Short task
Count every line where "name" occurs. Give the total alone.

Collected data entries
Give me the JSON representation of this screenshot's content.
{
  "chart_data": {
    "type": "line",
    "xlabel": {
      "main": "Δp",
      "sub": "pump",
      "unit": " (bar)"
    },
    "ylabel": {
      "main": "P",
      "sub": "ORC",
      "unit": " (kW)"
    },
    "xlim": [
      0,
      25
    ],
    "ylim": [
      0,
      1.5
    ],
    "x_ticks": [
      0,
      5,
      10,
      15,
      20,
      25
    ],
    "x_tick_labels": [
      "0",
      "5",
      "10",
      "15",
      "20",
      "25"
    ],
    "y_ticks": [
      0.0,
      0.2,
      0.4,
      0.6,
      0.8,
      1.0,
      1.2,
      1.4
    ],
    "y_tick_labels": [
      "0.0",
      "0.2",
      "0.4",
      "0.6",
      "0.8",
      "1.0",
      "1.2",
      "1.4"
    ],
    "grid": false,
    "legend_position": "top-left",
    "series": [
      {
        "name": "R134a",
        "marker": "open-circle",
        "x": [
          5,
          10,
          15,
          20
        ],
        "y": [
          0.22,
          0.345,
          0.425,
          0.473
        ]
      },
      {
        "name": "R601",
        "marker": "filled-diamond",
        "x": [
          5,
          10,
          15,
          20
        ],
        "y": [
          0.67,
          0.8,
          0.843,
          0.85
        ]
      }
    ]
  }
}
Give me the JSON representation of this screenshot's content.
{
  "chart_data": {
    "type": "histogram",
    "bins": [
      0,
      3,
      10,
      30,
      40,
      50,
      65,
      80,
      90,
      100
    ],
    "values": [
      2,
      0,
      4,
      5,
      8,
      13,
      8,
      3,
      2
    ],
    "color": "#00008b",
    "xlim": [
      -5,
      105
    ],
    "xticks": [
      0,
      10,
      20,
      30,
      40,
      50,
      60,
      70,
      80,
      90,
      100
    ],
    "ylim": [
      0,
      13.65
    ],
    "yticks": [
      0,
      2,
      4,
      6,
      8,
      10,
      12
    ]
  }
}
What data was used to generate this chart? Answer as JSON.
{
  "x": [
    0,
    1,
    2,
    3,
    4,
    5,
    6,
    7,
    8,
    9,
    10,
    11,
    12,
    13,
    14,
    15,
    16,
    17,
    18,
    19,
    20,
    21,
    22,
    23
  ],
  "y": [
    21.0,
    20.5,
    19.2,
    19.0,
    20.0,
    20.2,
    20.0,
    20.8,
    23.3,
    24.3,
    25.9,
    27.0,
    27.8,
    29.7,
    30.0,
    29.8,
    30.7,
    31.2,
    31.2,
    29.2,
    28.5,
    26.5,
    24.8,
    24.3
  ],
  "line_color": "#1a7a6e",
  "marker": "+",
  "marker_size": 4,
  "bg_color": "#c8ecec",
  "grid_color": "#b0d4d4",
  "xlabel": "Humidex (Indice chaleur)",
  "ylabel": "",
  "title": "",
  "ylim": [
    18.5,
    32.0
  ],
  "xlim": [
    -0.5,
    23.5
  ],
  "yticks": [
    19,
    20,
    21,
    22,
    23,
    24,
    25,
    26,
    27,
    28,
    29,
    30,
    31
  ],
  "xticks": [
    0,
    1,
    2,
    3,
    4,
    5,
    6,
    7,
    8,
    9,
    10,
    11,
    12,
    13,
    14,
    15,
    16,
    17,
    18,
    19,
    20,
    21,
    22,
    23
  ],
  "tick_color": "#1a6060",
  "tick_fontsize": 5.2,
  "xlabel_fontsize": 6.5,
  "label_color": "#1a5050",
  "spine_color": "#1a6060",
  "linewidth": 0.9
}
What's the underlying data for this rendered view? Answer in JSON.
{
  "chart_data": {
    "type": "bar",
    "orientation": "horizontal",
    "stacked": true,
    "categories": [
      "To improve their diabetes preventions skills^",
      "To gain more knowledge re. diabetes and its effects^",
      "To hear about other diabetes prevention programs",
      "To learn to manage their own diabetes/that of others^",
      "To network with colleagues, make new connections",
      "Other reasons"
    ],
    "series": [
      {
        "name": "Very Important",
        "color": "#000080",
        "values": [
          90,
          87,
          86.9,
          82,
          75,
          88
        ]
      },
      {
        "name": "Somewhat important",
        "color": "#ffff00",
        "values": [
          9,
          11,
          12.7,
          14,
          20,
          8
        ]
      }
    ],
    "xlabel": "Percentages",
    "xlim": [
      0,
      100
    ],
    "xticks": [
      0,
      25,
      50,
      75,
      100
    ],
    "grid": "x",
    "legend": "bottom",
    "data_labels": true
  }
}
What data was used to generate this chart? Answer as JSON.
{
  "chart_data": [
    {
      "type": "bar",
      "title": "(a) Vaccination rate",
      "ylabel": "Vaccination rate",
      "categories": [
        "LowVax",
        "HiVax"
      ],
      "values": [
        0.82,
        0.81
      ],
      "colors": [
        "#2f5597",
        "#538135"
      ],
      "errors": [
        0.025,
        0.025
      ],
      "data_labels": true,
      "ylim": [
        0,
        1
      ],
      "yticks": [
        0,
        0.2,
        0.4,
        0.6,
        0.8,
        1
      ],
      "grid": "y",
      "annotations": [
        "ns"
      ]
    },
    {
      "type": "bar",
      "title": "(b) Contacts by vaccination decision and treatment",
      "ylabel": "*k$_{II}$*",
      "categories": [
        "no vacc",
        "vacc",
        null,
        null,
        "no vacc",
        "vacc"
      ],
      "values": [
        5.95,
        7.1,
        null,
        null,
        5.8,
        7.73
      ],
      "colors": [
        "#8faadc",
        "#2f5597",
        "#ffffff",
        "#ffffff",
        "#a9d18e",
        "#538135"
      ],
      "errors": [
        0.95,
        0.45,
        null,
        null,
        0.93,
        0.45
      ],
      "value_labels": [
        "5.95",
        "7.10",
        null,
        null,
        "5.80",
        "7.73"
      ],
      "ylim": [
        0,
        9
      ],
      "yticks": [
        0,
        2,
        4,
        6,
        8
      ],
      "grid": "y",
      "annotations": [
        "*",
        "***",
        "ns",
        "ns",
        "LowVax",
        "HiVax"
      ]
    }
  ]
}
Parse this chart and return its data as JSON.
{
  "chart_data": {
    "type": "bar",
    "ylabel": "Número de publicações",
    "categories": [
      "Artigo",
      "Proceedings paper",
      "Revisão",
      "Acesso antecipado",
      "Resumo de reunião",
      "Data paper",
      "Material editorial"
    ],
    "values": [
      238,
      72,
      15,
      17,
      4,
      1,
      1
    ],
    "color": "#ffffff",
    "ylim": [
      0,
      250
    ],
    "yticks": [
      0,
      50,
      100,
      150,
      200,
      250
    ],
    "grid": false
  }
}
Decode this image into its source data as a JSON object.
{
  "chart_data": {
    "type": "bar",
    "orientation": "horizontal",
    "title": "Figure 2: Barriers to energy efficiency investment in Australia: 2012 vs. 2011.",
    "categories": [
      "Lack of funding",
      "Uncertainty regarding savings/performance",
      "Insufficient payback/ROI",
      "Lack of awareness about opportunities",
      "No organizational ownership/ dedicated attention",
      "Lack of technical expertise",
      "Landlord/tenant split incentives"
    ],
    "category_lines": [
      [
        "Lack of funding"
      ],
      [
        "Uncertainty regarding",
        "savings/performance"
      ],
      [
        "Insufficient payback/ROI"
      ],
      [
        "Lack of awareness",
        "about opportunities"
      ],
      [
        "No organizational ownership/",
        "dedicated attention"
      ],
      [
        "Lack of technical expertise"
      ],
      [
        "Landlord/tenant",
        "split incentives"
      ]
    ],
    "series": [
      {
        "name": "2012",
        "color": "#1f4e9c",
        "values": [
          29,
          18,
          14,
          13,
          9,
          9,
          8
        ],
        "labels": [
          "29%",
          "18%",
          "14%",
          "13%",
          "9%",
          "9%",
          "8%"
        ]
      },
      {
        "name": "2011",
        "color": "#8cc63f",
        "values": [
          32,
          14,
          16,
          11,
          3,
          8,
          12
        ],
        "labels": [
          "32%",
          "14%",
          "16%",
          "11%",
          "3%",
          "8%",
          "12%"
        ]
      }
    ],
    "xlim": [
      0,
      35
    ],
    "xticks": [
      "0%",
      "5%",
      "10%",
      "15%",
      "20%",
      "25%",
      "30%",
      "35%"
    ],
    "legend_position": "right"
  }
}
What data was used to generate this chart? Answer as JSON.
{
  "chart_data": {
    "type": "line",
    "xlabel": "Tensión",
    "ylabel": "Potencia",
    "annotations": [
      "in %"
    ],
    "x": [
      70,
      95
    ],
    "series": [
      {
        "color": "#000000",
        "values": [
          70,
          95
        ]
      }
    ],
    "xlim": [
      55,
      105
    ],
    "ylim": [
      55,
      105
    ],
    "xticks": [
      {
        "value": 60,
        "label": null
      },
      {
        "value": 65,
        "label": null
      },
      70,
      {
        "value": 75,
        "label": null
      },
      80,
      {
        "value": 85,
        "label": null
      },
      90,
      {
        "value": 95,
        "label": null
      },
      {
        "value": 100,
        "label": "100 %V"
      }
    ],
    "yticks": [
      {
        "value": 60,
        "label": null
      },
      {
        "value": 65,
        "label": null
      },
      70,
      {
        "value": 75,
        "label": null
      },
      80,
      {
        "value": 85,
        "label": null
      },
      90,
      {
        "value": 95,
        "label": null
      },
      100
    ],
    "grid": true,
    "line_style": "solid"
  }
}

Exercise output
6